─── DATA ───

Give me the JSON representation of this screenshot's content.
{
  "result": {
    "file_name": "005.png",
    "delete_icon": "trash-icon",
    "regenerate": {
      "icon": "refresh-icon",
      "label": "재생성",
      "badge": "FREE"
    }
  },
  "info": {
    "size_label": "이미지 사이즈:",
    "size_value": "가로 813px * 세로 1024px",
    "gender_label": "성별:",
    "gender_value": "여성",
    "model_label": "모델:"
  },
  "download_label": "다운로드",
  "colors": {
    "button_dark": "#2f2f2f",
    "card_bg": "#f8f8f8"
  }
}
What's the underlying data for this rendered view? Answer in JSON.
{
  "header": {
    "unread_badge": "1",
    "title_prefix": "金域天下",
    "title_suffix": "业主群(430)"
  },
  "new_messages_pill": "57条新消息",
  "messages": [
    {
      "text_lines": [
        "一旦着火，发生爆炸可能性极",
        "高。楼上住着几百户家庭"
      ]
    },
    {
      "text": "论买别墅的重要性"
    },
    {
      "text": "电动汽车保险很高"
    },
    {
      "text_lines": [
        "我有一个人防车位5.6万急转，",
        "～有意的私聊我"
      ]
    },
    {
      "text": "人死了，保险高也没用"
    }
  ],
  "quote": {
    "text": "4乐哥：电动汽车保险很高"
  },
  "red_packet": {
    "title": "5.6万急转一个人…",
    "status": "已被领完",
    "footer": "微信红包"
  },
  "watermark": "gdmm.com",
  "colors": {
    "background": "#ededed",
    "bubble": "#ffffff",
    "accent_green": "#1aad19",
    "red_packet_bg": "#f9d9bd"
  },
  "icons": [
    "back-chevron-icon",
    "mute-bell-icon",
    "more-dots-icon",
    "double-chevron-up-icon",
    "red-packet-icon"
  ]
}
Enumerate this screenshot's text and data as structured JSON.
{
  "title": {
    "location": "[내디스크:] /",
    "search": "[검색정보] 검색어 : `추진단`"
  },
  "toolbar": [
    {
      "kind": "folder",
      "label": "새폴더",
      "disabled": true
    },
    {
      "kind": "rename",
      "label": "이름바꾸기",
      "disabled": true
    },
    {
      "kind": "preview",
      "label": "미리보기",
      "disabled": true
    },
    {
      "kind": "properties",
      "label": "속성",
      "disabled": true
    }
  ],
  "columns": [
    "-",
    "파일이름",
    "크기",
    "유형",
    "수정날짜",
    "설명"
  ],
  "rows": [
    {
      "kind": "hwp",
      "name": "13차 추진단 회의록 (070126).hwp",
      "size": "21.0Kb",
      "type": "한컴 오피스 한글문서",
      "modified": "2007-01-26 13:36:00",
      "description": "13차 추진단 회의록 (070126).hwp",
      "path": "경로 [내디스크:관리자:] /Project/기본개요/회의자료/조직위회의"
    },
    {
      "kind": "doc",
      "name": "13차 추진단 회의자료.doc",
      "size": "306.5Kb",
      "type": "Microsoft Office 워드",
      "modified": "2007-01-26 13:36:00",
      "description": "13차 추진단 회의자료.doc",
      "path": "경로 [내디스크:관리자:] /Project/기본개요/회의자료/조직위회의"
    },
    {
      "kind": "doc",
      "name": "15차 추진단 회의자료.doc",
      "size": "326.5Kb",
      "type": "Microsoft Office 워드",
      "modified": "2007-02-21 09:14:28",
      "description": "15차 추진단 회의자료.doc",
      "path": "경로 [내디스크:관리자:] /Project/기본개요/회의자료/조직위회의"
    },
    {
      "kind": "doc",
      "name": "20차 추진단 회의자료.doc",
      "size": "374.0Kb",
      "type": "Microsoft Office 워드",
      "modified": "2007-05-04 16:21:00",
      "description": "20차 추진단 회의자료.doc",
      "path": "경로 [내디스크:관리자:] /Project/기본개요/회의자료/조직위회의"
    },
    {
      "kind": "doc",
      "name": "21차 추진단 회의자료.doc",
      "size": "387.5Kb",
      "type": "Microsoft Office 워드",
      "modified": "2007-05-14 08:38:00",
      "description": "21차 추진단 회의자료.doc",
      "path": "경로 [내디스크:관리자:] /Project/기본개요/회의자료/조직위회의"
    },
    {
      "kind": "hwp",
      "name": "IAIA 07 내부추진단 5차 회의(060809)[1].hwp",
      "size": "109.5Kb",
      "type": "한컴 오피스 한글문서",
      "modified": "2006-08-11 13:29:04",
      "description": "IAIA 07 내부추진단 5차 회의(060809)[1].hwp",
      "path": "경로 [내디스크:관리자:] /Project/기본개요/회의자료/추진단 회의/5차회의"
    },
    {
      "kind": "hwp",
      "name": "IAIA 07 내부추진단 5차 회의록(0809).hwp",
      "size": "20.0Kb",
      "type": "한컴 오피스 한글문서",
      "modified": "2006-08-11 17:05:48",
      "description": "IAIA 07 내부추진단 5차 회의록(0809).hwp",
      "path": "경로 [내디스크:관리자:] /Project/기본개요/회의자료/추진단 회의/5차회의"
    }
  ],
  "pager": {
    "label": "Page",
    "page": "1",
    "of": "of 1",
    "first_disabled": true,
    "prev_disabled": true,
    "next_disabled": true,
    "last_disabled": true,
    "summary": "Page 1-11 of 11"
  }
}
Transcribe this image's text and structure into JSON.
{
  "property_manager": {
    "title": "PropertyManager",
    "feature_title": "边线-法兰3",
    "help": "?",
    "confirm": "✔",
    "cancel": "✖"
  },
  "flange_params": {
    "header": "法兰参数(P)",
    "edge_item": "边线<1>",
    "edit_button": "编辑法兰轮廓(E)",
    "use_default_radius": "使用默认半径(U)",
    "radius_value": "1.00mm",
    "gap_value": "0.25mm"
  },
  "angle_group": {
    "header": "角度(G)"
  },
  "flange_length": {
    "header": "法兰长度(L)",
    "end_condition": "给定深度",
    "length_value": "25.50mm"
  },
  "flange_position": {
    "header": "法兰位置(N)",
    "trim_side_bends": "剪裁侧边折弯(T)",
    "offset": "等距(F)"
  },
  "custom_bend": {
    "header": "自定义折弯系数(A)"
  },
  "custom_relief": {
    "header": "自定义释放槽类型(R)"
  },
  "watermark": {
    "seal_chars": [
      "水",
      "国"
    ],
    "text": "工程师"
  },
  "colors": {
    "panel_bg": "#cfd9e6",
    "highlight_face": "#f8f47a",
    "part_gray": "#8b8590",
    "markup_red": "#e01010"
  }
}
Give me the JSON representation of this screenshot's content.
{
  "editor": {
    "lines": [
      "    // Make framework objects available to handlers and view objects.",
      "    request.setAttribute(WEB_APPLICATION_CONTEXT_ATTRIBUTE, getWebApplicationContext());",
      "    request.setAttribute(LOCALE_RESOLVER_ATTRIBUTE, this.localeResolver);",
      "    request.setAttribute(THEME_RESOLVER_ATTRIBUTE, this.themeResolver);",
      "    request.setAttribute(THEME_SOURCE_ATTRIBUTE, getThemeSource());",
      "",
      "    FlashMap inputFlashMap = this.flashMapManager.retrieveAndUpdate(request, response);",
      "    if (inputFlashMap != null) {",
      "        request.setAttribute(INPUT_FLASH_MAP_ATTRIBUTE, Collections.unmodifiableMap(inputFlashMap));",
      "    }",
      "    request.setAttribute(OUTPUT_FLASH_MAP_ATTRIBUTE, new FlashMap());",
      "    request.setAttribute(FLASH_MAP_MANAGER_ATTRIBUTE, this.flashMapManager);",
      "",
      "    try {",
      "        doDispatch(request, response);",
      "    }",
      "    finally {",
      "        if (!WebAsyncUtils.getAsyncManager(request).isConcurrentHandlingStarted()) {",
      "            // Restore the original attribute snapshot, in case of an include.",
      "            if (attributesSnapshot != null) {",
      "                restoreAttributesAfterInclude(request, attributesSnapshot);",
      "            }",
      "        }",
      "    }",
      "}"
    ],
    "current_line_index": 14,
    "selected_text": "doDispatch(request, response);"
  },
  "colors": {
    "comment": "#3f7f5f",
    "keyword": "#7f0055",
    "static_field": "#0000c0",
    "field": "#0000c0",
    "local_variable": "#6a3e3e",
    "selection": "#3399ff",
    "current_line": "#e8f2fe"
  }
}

───

**REQUEST**
Using the listing above, pull out all lines that hold the word "this".

**COMPLETE RESPONSE**
Give me the JSON representation of this screenshot's content.
What's the underlying data for this rendered view? Answer in JSON.
Enumerate this screenshot's text and data as structured JSON.
Transcribe this image's text and structure into JSON.
Give me the JSON representation of this screenshot's content.
      "    request.setAttribute(LOCALE_RESOLVER_ATTRIBUTE, this.localeResolver);",
      "    request.setAttribute(THEME_RESOLVER_ATTRIBUTE, this.themeResolver);",
      "    FlashMap inputFlashMap = this.flashMapManager.retrieveAndUpdate(request, response);",
      "    request.setAttribute(FLASH_MAP_MANAGER_ATTRIBUTE, this.flashMapManager);",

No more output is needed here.